Supplied material:
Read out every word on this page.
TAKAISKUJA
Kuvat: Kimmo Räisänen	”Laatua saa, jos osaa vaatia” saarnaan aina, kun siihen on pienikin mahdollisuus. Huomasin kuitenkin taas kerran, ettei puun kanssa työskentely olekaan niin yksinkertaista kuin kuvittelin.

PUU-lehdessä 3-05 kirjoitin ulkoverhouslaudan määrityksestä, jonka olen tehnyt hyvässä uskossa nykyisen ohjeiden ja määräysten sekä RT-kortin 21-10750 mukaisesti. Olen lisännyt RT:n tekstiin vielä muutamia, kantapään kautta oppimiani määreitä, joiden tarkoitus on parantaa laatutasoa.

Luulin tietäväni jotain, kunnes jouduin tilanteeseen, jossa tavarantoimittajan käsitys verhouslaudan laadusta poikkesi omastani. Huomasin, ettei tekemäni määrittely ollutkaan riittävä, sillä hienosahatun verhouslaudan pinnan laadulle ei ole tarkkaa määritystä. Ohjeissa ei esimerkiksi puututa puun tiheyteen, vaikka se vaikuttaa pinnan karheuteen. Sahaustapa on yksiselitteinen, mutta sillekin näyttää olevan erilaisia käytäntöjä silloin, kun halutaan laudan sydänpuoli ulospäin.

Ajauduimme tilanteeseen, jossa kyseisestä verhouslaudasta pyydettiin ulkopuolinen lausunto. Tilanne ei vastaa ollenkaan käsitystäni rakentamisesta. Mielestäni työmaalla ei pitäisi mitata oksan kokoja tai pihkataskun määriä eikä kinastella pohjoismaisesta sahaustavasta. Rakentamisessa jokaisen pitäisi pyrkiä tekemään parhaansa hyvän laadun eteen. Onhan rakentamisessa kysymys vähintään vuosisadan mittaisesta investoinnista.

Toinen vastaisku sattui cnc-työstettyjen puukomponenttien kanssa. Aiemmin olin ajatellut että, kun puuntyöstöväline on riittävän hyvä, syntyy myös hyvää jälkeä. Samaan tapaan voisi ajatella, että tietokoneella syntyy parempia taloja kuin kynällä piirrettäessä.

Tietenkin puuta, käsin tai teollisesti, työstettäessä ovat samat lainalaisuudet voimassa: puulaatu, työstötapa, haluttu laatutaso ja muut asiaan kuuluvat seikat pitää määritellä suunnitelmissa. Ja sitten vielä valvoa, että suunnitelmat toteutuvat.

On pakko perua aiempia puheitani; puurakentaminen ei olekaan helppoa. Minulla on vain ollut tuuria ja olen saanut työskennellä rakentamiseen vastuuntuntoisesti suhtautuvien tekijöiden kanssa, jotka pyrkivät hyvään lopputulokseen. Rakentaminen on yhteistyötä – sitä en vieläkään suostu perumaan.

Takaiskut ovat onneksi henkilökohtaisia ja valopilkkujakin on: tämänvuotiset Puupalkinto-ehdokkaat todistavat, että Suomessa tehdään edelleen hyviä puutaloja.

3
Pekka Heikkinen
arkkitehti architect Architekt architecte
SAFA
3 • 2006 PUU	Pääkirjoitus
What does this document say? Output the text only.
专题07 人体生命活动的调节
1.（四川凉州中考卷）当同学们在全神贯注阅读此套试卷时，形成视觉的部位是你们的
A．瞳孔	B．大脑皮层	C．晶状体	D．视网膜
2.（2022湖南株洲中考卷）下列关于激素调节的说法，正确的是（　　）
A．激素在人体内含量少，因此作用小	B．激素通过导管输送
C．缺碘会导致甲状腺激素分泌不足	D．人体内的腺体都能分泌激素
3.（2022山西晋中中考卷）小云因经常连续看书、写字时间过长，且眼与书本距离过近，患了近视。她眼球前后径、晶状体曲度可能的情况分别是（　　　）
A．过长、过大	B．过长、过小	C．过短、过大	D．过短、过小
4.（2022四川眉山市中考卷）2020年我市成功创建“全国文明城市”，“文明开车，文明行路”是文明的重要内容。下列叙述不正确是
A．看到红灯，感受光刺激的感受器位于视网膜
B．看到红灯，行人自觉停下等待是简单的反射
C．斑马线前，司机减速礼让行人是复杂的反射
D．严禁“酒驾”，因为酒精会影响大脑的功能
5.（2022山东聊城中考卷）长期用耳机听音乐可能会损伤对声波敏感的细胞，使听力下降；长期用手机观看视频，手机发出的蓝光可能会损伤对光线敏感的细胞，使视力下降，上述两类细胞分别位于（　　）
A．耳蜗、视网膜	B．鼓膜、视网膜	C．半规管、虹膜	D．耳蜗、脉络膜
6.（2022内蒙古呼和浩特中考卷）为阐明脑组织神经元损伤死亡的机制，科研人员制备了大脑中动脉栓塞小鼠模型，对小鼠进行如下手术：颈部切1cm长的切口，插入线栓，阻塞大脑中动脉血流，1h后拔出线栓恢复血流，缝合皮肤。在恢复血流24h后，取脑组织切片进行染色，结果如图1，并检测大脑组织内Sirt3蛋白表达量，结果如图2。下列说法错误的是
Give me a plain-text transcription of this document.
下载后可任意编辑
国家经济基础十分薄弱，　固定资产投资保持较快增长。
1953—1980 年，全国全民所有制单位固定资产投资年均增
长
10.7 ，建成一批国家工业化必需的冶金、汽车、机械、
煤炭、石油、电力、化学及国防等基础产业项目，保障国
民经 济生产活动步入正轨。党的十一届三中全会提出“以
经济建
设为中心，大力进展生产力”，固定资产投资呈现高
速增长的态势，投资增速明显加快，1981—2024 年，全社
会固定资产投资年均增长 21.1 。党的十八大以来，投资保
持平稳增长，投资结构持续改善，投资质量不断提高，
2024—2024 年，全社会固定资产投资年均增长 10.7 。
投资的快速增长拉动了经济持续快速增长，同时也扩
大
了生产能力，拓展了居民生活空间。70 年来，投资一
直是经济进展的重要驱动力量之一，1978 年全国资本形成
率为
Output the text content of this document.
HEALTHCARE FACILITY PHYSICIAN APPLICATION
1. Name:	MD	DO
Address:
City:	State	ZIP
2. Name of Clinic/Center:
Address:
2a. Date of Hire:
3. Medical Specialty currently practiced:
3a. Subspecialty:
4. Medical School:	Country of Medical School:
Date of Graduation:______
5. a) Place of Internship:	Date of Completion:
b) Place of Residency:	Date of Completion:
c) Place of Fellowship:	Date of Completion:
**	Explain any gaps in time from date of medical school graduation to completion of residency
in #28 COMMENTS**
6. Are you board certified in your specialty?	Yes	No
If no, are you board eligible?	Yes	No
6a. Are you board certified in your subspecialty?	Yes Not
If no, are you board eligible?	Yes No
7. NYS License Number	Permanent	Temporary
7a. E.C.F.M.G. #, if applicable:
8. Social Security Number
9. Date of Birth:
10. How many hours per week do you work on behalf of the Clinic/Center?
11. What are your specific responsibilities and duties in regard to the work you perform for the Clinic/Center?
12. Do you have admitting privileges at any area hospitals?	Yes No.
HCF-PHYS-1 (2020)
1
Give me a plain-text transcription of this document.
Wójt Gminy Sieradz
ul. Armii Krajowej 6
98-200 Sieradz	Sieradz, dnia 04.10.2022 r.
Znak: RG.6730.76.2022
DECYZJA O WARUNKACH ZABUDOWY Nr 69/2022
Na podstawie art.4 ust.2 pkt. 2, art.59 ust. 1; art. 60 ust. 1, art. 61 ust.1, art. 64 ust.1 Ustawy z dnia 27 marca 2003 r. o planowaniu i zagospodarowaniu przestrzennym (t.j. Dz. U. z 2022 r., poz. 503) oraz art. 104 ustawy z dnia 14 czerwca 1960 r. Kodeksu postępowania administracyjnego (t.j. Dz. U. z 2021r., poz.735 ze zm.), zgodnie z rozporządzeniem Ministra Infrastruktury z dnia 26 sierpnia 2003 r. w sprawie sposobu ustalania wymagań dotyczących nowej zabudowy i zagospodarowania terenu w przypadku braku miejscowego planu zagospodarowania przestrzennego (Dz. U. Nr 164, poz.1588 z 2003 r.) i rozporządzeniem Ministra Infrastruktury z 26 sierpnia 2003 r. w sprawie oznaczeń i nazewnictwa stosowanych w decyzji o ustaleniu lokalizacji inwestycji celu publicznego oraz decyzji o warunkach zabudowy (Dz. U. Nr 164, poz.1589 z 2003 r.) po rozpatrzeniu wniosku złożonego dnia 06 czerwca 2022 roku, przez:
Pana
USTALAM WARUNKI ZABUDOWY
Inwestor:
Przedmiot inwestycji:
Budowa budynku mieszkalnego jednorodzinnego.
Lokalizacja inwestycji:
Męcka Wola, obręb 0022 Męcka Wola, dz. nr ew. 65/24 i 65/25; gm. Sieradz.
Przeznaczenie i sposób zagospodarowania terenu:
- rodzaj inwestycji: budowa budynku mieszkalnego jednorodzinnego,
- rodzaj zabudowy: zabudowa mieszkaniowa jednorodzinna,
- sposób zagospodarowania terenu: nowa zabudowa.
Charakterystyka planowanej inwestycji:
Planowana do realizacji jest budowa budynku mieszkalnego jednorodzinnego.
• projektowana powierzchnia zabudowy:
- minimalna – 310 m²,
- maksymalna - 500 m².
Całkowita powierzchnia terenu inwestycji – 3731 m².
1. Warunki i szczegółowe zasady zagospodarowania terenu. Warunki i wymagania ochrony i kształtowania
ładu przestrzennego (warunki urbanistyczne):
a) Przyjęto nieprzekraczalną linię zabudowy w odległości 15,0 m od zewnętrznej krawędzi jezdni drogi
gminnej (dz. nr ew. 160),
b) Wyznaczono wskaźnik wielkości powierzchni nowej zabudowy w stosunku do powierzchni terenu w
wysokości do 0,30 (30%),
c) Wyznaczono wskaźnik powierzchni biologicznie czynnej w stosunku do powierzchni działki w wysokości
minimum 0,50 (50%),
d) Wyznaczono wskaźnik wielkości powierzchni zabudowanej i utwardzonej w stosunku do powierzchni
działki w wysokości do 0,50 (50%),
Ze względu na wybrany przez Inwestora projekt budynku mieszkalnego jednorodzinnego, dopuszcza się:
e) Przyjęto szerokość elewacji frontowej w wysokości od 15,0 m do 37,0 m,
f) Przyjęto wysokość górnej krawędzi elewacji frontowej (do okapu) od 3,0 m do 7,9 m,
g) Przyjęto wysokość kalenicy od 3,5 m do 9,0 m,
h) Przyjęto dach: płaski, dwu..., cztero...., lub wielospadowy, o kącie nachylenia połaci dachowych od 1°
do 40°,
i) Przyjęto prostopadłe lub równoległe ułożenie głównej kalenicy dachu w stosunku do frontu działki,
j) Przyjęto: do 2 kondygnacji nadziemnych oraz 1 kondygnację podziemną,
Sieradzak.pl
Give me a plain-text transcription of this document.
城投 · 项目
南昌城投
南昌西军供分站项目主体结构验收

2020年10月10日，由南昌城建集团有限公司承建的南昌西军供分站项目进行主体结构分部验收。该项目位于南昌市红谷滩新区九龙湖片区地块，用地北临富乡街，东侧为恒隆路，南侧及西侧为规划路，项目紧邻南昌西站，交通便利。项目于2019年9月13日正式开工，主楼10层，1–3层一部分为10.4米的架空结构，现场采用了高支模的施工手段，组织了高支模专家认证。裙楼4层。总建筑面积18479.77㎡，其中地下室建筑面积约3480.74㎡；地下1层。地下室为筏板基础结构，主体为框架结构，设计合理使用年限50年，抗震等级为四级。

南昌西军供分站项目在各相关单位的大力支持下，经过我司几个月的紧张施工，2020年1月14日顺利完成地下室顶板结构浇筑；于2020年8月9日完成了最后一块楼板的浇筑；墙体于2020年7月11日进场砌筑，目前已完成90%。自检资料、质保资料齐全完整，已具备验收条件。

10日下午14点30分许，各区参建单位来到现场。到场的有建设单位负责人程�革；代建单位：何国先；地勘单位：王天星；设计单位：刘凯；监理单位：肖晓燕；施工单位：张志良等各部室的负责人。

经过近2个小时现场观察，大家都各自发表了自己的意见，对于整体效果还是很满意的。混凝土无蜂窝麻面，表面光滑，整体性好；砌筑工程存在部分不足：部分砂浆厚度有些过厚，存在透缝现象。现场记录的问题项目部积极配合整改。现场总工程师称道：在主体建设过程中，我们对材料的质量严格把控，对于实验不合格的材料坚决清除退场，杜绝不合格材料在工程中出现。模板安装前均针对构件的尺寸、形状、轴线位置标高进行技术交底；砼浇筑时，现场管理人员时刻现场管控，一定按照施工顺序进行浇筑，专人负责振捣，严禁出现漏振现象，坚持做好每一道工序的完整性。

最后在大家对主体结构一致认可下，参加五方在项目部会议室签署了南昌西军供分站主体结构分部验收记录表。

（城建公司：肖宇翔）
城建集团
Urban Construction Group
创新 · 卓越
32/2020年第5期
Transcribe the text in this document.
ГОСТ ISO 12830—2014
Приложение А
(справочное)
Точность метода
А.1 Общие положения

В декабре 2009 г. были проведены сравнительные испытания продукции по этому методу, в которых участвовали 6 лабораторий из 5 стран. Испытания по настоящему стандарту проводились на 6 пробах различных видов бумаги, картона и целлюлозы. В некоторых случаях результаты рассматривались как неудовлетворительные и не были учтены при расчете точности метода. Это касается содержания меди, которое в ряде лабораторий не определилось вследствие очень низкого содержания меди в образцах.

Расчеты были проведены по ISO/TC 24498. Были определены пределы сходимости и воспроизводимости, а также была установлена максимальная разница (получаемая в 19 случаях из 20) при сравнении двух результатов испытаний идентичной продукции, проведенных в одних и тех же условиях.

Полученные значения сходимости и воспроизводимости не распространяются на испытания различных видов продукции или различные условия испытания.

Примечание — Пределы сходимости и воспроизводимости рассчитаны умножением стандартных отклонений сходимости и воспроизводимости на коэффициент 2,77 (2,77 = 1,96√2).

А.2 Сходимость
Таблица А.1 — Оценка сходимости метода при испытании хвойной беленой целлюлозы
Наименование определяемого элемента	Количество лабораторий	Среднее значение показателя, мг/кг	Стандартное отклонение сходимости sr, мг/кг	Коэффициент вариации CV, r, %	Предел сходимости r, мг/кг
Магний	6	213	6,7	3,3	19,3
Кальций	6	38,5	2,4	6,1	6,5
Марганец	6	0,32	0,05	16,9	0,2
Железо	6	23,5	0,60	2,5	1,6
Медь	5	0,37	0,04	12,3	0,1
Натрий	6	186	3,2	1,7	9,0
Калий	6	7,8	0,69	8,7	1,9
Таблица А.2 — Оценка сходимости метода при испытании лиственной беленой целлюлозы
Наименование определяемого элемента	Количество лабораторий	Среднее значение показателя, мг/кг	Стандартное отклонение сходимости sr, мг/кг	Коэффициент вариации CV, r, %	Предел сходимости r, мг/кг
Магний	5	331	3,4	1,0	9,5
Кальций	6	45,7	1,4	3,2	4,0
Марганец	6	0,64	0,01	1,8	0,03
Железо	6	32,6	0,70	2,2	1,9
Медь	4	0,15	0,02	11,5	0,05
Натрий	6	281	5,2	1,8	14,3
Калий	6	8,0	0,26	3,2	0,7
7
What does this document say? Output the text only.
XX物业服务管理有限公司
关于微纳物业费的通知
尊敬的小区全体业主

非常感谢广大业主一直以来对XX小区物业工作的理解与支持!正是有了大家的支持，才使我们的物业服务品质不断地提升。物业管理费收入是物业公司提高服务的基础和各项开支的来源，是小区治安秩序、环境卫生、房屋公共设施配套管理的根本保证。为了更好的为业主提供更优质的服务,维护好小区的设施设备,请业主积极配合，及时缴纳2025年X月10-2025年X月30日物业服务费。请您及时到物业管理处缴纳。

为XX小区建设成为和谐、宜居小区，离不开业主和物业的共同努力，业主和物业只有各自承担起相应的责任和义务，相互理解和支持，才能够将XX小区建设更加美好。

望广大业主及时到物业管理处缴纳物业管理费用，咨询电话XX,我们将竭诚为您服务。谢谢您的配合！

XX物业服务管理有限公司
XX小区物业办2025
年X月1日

Problem details: Copy every line of the records above that holds the word "krawędzi".

Result of this task:
a) Przyjęto nieprzekraczalną linię zabudowy w odległości 15,0 m od zewnętrznej krawędzi jezdni drogi
f) Przyjęto wysokość górnej krawędzi elewacji frontowej (do okapu) od 3,0 m do 7,9 m,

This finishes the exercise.